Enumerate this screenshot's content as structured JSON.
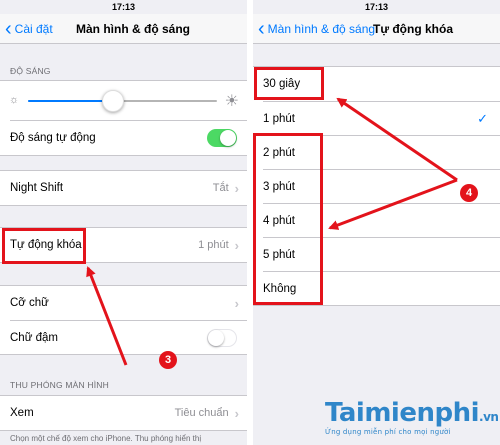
{
  "left": {
    "time": "17:13",
    "back_label": "Cài đặt",
    "title": "Màn hình & độ sáng",
    "brightness_header": "ĐỘ SÁNG",
    "brightness_level": 0.45,
    "auto_brightness_label": "Độ sáng tự động",
    "auto_brightness_on": true,
    "night_shift_label": "Night Shift",
    "night_shift_value": "Tắt",
    "auto_lock_label": "Tự động khóa",
    "auto_lock_value": "1 phút",
    "text_size_label": "Cỡ chữ",
    "bold_text_label": "Chữ đậm",
    "bold_text_on": false,
    "zoom_header": "THU PHÓNG MÀN HÌNH",
    "view_label": "Xem",
    "view_value": "Tiêu chuẩn",
    "footer_note": "Chọn một chế độ xem cho iPhone. Thu phóng hiển thị"
  },
  "right": {
    "time": "17:13",
    "back_label": "Màn hình & độ sáng",
    "title": "Tự động khóa",
    "options": [
      "30 giây",
      "1 phút",
      "2 phút",
      "3 phút",
      "4 phút",
      "5 phút",
      "Không"
    ],
    "selected": "1 phút"
  },
  "annotations": {
    "step_left": "3",
    "step_right": "4",
    "color": "#e3131b"
  },
  "watermark": {
    "brand": "Taimienphi",
    "suffix": ".vn",
    "tagline": "Ứng dụng miễn phí cho mọi người"
  },
  "icons": {
    "back": "chevron-left-icon",
    "disclosure": "chevron-right-icon",
    "check": "checkmark-icon",
    "sun_small": "sun-small-icon",
    "sun_large": "sun-large-icon"
  },
  "colors": {
    "ios_blue": "#007aff",
    "toggle_green": "#4cd964",
    "background": "#efeff4"
  }
}
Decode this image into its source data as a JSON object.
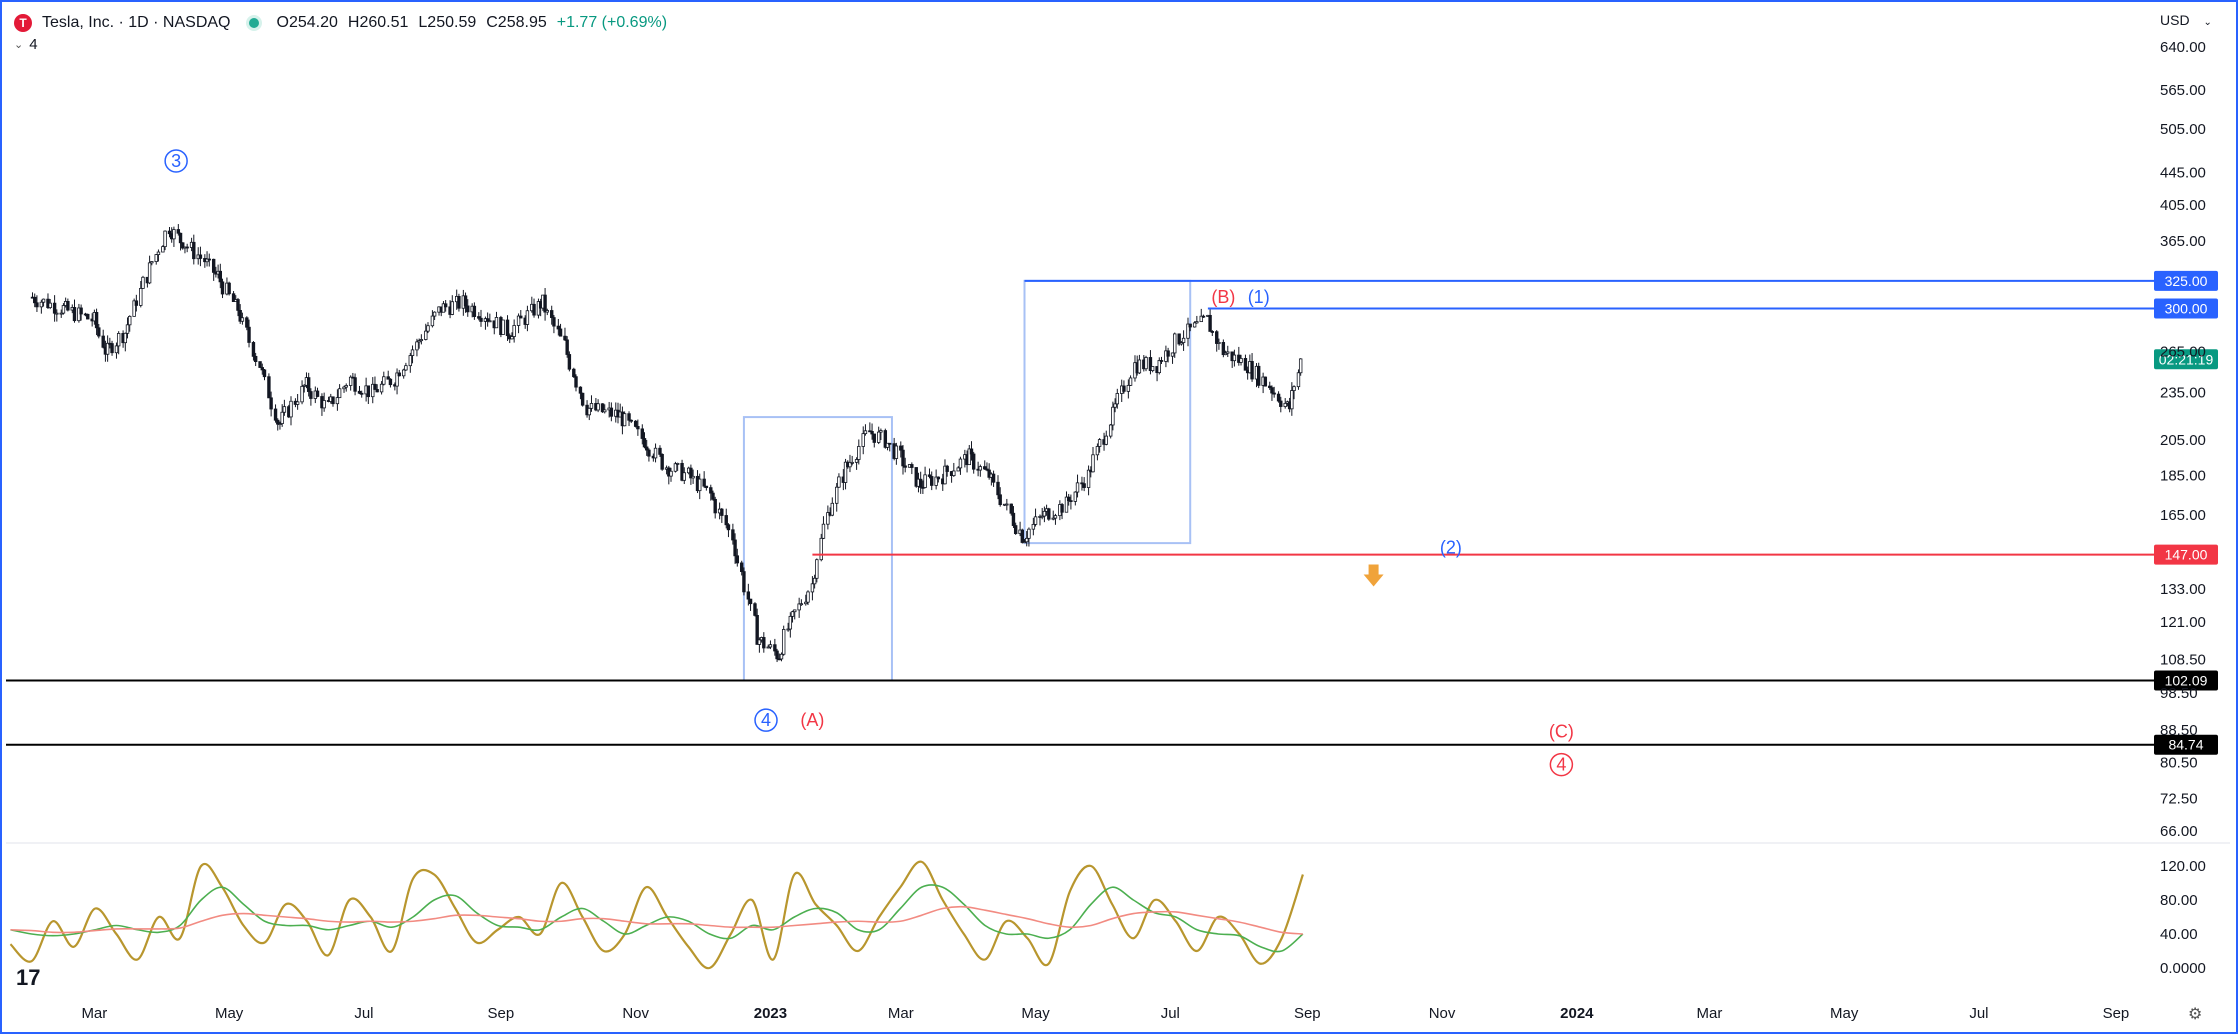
{
  "header": {
    "logo_letter": "T",
    "symbol_title": "Tesla, Inc. · 1D · NASDAQ",
    "open_label": "O",
    "open": "254.20",
    "high_label": "H",
    "high": "260.51",
    "low_label": "L",
    "low": "250.59",
    "close_label": "C",
    "close": "258.95",
    "change": "+1.77 (+0.69%)",
    "indicator_count": "4",
    "currency": "USD"
  },
  "colors": {
    "accent": "#2962ff",
    "up": "#089981",
    "down": "#f23645",
    "candle": "#131722",
    "fast_line": "#b8962e",
    "mid_line": "#4caf50",
    "slow_line": "#f28b82"
  },
  "chart_data": [
    {
      "type": "candlestick",
      "title": "Tesla, Inc. · 1D · NASDAQ",
      "y_scale": "log",
      "ylim": [
        62,
        700
      ],
      "y_ticks": [
        "640.00",
        "565.00",
        "505.00",
        "445.00",
        "405.00",
        "365.00",
        "265.00",
        "235.00",
        "205.00",
        "185.00",
        "165.00",
        "133.00",
        "121.00",
        "108.50",
        "98.50",
        "88.50",
        "80.50",
        "72.50",
        "66.00"
      ],
      "x_ticks": [
        "Mar",
        "May",
        "Jul",
        "Sep",
        "Nov",
        "2023",
        "Mar",
        "May",
        "Jul",
        "Sep",
        "Nov",
        "2024",
        "Mar",
        "May",
        "Jul",
        "Sep"
      ],
      "series": [
        {
          "date": "2022-02-01",
          "value": 310
        },
        {
          "date": "2022-02-15",
          "value": 300
        },
        {
          "date": "2022-03-01",
          "value": 290
        },
        {
          "date": "2022-03-07",
          "value": 265
        },
        {
          "date": "2022-03-15",
          "value": 280
        },
        {
          "date": "2022-03-25",
          "value": 330
        },
        {
          "date": "2022-04-04",
          "value": 380
        },
        {
          "date": "2022-04-10",
          "value": 365
        },
        {
          "date": "2022-04-20",
          "value": 345
        },
        {
          "date": "2022-04-26",
          "value": 330
        },
        {
          "date": "2022-05-05",
          "value": 300
        },
        {
          "date": "2022-05-15",
          "value": 255
        },
        {
          "date": "2022-05-24",
          "value": 215
        },
        {
          "date": "2022-06-05",
          "value": 240
        },
        {
          "date": "2022-06-15",
          "value": 225
        },
        {
          "date": "2022-06-25",
          "value": 245
        },
        {
          "date": "2022-07-05",
          "value": 235
        },
        {
          "date": "2022-07-15",
          "value": 245
        },
        {
          "date": "2022-07-25",
          "value": 270
        },
        {
          "date": "2022-08-05",
          "value": 300
        },
        {
          "date": "2022-08-15",
          "value": 305
        },
        {
          "date": "2022-08-25",
          "value": 295
        },
        {
          "date": "2022-09-05",
          "value": 280
        },
        {
          "date": "2022-09-20",
          "value": 305
        },
        {
          "date": "2022-09-30",
          "value": 270
        },
        {
          "date": "2022-10-10",
          "value": 225
        },
        {
          "date": "2022-10-25",
          "value": 220
        },
        {
          "date": "2022-11-05",
          "value": 205
        },
        {
          "date": "2022-11-15",
          "value": 190
        },
        {
          "date": "2022-11-25",
          "value": 185
        },
        {
          "date": "2022-12-05",
          "value": 175
        },
        {
          "date": "2022-12-15",
          "value": 155
        },
        {
          "date": "2022-12-27",
          "value": 115
        },
        {
          "date": "2023-01-05",
          "value": 110
        },
        {
          "date": "2023-01-10",
          "value": 120
        },
        {
          "date": "2023-01-20",
          "value": 135
        },
        {
          "date": "2023-01-27",
          "value": 165
        },
        {
          "date": "2023-02-05",
          "value": 190
        },
        {
          "date": "2023-02-15",
          "value": 210
        },
        {
          "date": "2023-02-22",
          "value": 205
        },
        {
          "date": "2023-03-01",
          "value": 195
        },
        {
          "date": "2023-03-10",
          "value": 180
        },
        {
          "date": "2023-03-20",
          "value": 185
        },
        {
          "date": "2023-04-01",
          "value": 195
        },
        {
          "date": "2023-04-10",
          "value": 185
        },
        {
          "date": "2023-04-20",
          "value": 165
        },
        {
          "date": "2023-04-26",
          "value": 155
        },
        {
          "date": "2023-05-05",
          "value": 165
        },
        {
          "date": "2023-05-15",
          "value": 170
        },
        {
          "date": "2023-05-25",
          "value": 185
        },
        {
          "date": "2023-06-05",
          "value": 220
        },
        {
          "date": "2023-06-15",
          "value": 255
        },
        {
          "date": "2023-06-25",
          "value": 255
        },
        {
          "date": "2023-07-05",
          "value": 275
        },
        {
          "date": "2023-07-18",
          "value": 290
        },
        {
          "date": "2023-07-25",
          "value": 265
        },
        {
          "date": "2023-08-05",
          "value": 255
        },
        {
          "date": "2023-08-15",
          "value": 240
        },
        {
          "date": "2023-08-24",
          "value": 225
        },
        {
          "date": "2023-08-30",
          "value": 258.95
        }
      ],
      "levels": [
        {
          "value": 325.0,
          "label": "325.00",
          "color": "#2962ff",
          "from": "2023-04-26"
        },
        {
          "value": 300.0,
          "label": "300.00",
          "color": "#2962ff",
          "from": "2023-07-18"
        },
        {
          "value": 147.0,
          "label": "147.00",
          "color": "#f23645",
          "from": "2023-01-20"
        },
        {
          "value": 102.09,
          "label": "102.09",
          "color": "#000000",
          "from": "2022-01-20"
        },
        {
          "value": 84.74,
          "label": "84.74",
          "color": "#000000",
          "from": "2022-01-20"
        }
      ],
      "countdown": "02:21:19",
      "boxes": [
        {
          "x0": "2022-12-20",
          "x1": "2023-02-25",
          "y0": 102.09,
          "y1": 219
        },
        {
          "x0": "2023-04-26",
          "x1": "2023-07-10",
          "y0": 152,
          "y1": 325
        }
      ],
      "annotations": [
        {
          "text": "3",
          "circled": true,
          "color": "#2962ff",
          "date": "2022-04-07",
          "value": 460
        },
        {
          "text": "4",
          "circled": true,
          "color": "#2962ff",
          "date": "2022-12-30",
          "value": 91
        },
        {
          "text": "(A)",
          "circled": false,
          "color": "#f23645",
          "date": "2023-01-20",
          "value": 91
        },
        {
          "text": "(B)",
          "circled": false,
          "color": "#f23645",
          "date": "2023-07-25",
          "value": 310
        },
        {
          "text": "(1)",
          "circled": false,
          "color": "#2962ff",
          "date": "2023-08-10",
          "value": 310
        },
        {
          "text": "(2)",
          "circled": false,
          "color": "#2962ff",
          "date": "2023-11-05",
          "value": 150
        },
        {
          "text": "(C)",
          "circled": false,
          "color": "#f23645",
          "date": "2023-12-25",
          "value": 88
        },
        {
          "text": "4",
          "circled": true,
          "color": "#f23645",
          "date": "2023-12-25",
          "value": 80
        }
      ],
      "arrow": {
        "date": "2023-10-01",
        "value": 138
      }
    },
    {
      "type": "line",
      "ylim": [
        -10,
        135
      ],
      "y_ticks": [
        "120.00",
        "80.00",
        "40.00",
        "0.0000"
      ],
      "series": [
        {
          "name": "",
          "color": "#b8962e",
          "values": [
            28,
            8,
            55,
            25,
            70,
            40,
            10,
            60,
            35,
            120,
            95,
            50,
            30,
            75,
            55,
            15,
            80,
            60,
            20,
            105,
            110,
            70,
            30,
            45,
            60,
            40,
            100,
            60,
            20,
            40,
            95,
            60,
            25,
            0,
            40,
            80,
            10,
            110,
            75,
            50,
            20,
            60,
            95,
            125,
            80,
            40,
            10,
            55,
            35,
            5,
            90,
            120,
            75,
            35,
            80,
            55,
            20,
            60,
            40,
            5,
            35,
            110
          ]
        },
        {
          "name": "",
          "color": "#4caf50",
          "values": [
            45,
            40,
            38,
            40,
            45,
            50,
            45,
            42,
            50,
            80,
            95,
            75,
            55,
            50,
            50,
            45,
            50,
            55,
            48,
            60,
            80,
            85,
            65,
            50,
            48,
            45,
            60,
            70,
            55,
            40,
            50,
            60,
            55,
            40,
            35,
            50,
            45,
            60,
            70,
            65,
            45,
            45,
            70,
            95,
            95,
            75,
            50,
            40,
            40,
            35,
            45,
            75,
            95,
            80,
            65,
            60,
            45,
            40,
            38,
            25,
            20,
            40
          ]
        },
        {
          "name": "",
          "color": "#f28b82",
          "values": [
            45,
            44,
            42,
            42,
            44,
            46,
            46,
            46,
            47,
            55,
            62,
            64,
            62,
            60,
            58,
            55,
            54,
            55,
            54,
            55,
            58,
            62,
            62,
            60,
            58,
            55,
            55,
            58,
            58,
            55,
            52,
            52,
            52,
            50,
            48,
            48,
            48,
            50,
            52,
            54,
            55,
            54,
            55,
            62,
            70,
            72,
            68,
            63,
            58,
            52,
            48,
            50,
            58,
            64,
            66,
            66,
            62,
            58,
            54,
            48,
            42,
            40
          ]
        }
      ]
    }
  ]
}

+++

Work to do = Display every line of the listing that contains the string "from".

Completed task =
          "from": "2023-04-26"
          "from": "2023-07-18"
          "from": "2023-01-20"
          "from": "2022-01-20"
          "from": "2022-01-20"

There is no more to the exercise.